Problem details.
Transcribe the records in full, keeping every character as it is.

Records from a dataset:

■ ■ ■ ■

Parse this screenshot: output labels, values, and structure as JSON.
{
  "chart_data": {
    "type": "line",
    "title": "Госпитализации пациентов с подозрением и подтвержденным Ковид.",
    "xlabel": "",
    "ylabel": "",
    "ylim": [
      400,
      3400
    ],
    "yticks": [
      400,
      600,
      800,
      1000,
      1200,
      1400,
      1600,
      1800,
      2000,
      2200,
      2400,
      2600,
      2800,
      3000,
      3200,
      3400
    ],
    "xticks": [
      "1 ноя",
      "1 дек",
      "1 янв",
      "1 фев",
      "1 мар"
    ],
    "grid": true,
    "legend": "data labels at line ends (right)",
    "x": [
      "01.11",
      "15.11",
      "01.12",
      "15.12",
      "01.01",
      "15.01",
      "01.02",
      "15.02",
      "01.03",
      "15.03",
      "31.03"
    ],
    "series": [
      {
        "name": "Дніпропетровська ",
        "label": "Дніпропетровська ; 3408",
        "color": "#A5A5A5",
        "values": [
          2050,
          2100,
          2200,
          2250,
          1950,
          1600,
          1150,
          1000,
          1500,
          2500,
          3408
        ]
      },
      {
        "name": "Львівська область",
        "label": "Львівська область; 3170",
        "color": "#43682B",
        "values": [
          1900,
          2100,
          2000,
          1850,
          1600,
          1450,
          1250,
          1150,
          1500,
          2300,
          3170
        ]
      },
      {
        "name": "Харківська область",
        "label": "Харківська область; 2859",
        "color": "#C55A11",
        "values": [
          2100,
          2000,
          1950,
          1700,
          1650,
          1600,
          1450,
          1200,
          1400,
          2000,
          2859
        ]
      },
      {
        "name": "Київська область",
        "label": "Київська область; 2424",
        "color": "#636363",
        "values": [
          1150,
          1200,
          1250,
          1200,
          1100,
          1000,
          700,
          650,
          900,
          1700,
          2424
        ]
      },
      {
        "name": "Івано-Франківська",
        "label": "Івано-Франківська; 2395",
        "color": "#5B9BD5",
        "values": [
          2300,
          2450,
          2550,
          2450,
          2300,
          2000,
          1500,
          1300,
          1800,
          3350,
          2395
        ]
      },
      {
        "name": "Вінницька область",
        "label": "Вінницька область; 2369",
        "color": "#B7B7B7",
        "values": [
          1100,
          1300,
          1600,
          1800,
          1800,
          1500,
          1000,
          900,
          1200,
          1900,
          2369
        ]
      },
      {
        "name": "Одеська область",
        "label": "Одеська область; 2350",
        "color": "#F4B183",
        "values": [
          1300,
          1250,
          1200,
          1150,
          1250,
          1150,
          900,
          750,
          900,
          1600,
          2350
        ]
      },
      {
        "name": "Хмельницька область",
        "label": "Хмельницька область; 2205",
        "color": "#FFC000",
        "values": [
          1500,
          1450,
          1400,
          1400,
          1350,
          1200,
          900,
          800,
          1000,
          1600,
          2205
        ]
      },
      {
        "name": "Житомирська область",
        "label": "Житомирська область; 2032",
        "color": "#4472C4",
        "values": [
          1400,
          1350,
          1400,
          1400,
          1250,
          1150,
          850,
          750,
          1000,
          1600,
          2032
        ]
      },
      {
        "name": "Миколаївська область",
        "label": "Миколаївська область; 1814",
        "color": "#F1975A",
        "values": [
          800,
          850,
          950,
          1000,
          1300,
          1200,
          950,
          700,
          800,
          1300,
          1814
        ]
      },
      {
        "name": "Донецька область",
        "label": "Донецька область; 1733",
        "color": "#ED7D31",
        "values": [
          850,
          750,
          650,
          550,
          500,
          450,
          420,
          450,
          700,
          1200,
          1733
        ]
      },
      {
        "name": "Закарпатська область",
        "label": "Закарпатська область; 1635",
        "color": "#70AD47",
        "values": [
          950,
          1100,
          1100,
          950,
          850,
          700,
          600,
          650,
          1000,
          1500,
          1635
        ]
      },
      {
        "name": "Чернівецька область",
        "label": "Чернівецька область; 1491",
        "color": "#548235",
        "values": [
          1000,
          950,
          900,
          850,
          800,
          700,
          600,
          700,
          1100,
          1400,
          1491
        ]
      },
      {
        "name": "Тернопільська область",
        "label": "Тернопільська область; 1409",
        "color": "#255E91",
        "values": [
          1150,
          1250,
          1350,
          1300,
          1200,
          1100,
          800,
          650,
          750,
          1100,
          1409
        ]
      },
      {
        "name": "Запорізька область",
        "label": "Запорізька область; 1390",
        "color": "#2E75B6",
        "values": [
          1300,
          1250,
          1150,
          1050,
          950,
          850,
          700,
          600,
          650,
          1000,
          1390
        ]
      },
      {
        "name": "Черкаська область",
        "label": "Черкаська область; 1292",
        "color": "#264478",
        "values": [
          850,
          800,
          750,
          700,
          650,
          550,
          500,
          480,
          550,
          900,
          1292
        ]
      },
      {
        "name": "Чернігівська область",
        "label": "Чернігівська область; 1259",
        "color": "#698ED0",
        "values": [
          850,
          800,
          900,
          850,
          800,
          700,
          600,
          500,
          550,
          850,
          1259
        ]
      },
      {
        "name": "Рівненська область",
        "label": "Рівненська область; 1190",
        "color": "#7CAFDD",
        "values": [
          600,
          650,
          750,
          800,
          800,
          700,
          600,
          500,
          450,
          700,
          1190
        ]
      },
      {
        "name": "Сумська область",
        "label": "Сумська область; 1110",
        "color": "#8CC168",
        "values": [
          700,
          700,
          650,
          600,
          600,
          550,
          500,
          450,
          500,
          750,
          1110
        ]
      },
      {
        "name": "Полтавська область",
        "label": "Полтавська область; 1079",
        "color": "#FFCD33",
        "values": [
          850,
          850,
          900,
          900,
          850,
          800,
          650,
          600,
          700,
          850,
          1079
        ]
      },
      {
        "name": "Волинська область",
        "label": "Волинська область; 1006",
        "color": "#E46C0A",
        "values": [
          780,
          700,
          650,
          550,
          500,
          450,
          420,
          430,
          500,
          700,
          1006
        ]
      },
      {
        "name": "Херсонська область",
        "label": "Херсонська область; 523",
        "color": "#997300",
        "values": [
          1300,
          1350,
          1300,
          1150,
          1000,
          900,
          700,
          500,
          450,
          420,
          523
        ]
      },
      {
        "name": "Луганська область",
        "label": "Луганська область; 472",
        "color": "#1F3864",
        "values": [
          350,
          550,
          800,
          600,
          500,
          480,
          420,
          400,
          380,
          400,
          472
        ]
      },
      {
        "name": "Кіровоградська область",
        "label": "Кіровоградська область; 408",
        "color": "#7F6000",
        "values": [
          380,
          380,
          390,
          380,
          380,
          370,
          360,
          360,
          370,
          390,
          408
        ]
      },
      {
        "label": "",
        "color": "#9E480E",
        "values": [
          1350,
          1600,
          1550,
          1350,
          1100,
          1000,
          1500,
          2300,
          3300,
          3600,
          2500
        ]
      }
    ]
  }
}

■ ■ ■ ■

Output below.
Parse this screenshot: output labels, values, and structure as JSON.
{
  "chart_data": {
    "type": "line",
    "title": "Госпитализации пациентов с подозрением и подтвержденным Ковид.",
    "xlabel": "",
    "ylabel": "",
    "ylim": [
      400,
      3400
    ],
    "yticks": [
      400,
      600,
      800,
      1000,
      1200,
      1400,
      1600,
      1800,
      2000,
      2200,
      2400,
      2600,
      2800,
      3000,
      3200,
      3400
    ],
    "xticks": [
      "1 ноя",
      "1 дек",
      "1 янв",
      "1 фев",
      "1 мар"
    ],
    "grid": true,
    "legend": "data labels at line ends (right)",
    "x": [
      "01.11",
      "15.11",
      "01.12",
      "15.12",
      "01.01",
      "15.01",
      "01.02",
      "15.02",
      "01.03",
      "15.03",
      "31.03"
    ],
    "series": [
      {
        "name": "Дніпропетровська ",
        "label": "Дніпропетровська ; 3408",
        "color": "#A5A5A5",
        "values": [
          2050,
          2100,
          2200,
          2250,
          1950,
          1600,
          1150,
          1000,
          1500,
          2500,
          3408
        ]
      },
      {
        "name": "Львівська область",
        "label": "Львівська область; 3170",
        "color": "#43682B",
        "values": [
          1900,
          2100,
          2000,
          1850,
          1600,
          1450,
          1250,
          1150,
          1500,
          2300,
          3170
        ]
      },
      {
        "name": "Харківська область",
        "label": "Харківська область; 2859",
        "color": "#C55A11",
        "values": [
          2100,
          2000,
          1950,
          1700,
          1650,
          1600,
          1450,
          1200,
          1400,
          2000,
          2859
        ]
      },
      {
        "name": "Київська область",
        "label": "Київська область; 2424",
        "color": "#636363",
        "values": [
          1150,
          1200,
          1250,
          1200,
          1100,
          1000,
          700,
          650,
          900,
          1700,
          2424
        ]
      },
      {
        "name": "Івано-Франківська",
        "label": "Івано-Франківська; 2395",
        "color": "#5B9BD5",
        "values": [
          2300,
          2450,
          2550,
          2450,
          2300,
          2000,
          1500,
          1300,
          1800,
          3350,
          2395
        ]
      },
      {
        "name": "Вінницька область",
        "label": "Вінницька область; 2369",
        "color": "#B7B7B7",
        "values": [
          1100,
          1300,
          1600,
          1800,
          1800,
          1500,
          1000,
          900,
          1200,
          1900,
          2369
        ]
      },
      {
        "name": "Одеська область",
        "label": "Одеська область; 2350",
        "color": "#F4B183",
        "values": [
          1300,
          1250,
          1200,
          1150,
          1250,
          1150,
          900,
          750,
          900,
          1600,
          2350
        ]
      },
      {
        "name": "Хмельницька область",
        "label": "Хмельницька область; 2205",
        "color": "#FFC000",
        "values": [
          1500,
          1450,
          1400,
          1400,
          1350,
          1200,
          900,
          800,
          1000,
          1600,
          2205
        ]
      },
      {
        "name": "Житомирська область",
        "label": "Житомирська область; 2032",
        "color": "#4472C4",
        "values": [
          1400,
          1350,
          1400,
          1400,
          1250,
          1150,
          850,
          750,
          1000,
          1600,
          2032
        ]
      },
      {
        "name": "Миколаївська область",
        "label": "Миколаївська область; 1814",
        "color": "#F1975A",
        "values": [
          800,
          850,
          950,
          1000,
          1300,
          1200,
          950,
          700,
          800,
          1300,
          1814
        ]
      },
      {
        "name": "Донецька область",
        "label": "Донецька область; 1733",
        "color": "#ED7D31",
        "values": [
          850,
          750,
          650,
          550,
          500,
          450,
          420,
          450,
          700,
          1200,
          1733
        ]
      },
      {
        "name": "Закарпатська область",
        "label": "Закарпатська область; 1635",
        "color": "#70AD47",
        "values": [
          950,
          1100,
          1100,
          950,
          850,
          700,
          600,
          650,
          1000,
          1500,
          1635
        ]
      },
      {
        "name": "Чернівецька область",
        "label": "Чернівецька область; 1491",
        "color": "#548235",
        "values": [
          1000,
          950,
          900,
          850,
          800,
          700,
          600,
          700,
          1100,
          1400,
          1491
        ]
      },
      {
        "name": "Тернопільська область",
        "label": "Тернопільська область; 1409",
        "color": "#255E91",
        "values": [
          1150,
          1250,
          1350,
          1300,
          1200,
          1100,
          800,
          650,
          750,
          1100,
          1409
        ]
      },
      {
        "name": "Запорізька область",
        "label": "Запорізька область; 1390",
        "color": "#2E75B6",
        "values": [
          1300,
          1250,
          1150,
          1050,
          950,
          850,
          700,
          600,
          650,
          1000,
          1390
        ]
      },
      {
        "name": "Черкаська область",
        "label": "Черкаська область; 1292",
        "color": "#264478",
        "values": [
          850,
          800,
          750,
          700,
          650,
          550,
          500,
          480,
          550,
          900,
          1292
        ]
      },
      {
        "name": "Чернігівська область",
        "label": "Чернігівська область; 1259",
        "color": "#698ED0",
        "values": [
          850,
          800,
          900,
          850,
          800,
          700,
          600,
          500,
          550,
          850,
          1259
        ]
      },
      {
        "name": "Рівненська область",
        "label": "Рівненська область; 1190",
        "color": "#7CAFDD",
        "values": [
          600,
          650,
          750,
          800,
          800,
          700,
          600,
          500,
          450,
          700,
          1190
        ]
      },
      {
        "name": "Сумська область",
        "label": "Сумська область; 1110",
        "color": "#8CC168",
        "values": [
          700,
          700,
          650,
          600,
          600,
          550,
          500,
          450,
          500,
          750,
          1110
        ]
      },
      {
        "name": "Полтавська область",
        "label": "Полтавська область; 1079",
        "color": "#FFCD33",
        "values": [
          850,
          850,
          900,
          900,
          850,
          800,
          650,
          600,
          700,
          850,
          1079
        ]
      },
      {
        "name": "Волинська область",
        "label": "Волинська область; 1006",
        "color": "#E46C0A",
        "values": [
          780,
          700,
          650,
          550,
          500,
          450,
          420,
          430,
          500,
          700,
          1006
        ]
      },
      {
        "name": "Херсонська область",
        "label": "Херсонська область; 523",
        "color": "#997300",
        "values": [
          1300,
          1350,
          1300,
          1150,
          1000,
          900,
          700,
          500,
          450,
          420,
          523
        ]
      },
      {
        "name": "Луганська область",
        "label": "Луганська область; 472",
        "color": "#1F3864",
        "values": [
          350,
          550,
          800,
          600,
          500,
          480,
          420,
          400,
          380,
          400,
          472
        ]
      },
      {
        "name": "Кіровоградська область",
        "label": "Кіровоградська область; 408",
        "color": "#7F6000",
        "values": [
          380,
          380,
          390,
          380,
          380,
          370,
          360,
          360,
          370,
          390,
          408
        ]
      },
      {
        "label": "",
        "color": "#9E480E",
        "values": [
          1350,
          1600,
          1550,
          1350,
          1100,
          1000,
          1500,
          2300,
          3300,
          3600,
          2500
        ]
      }
    ]
  }
}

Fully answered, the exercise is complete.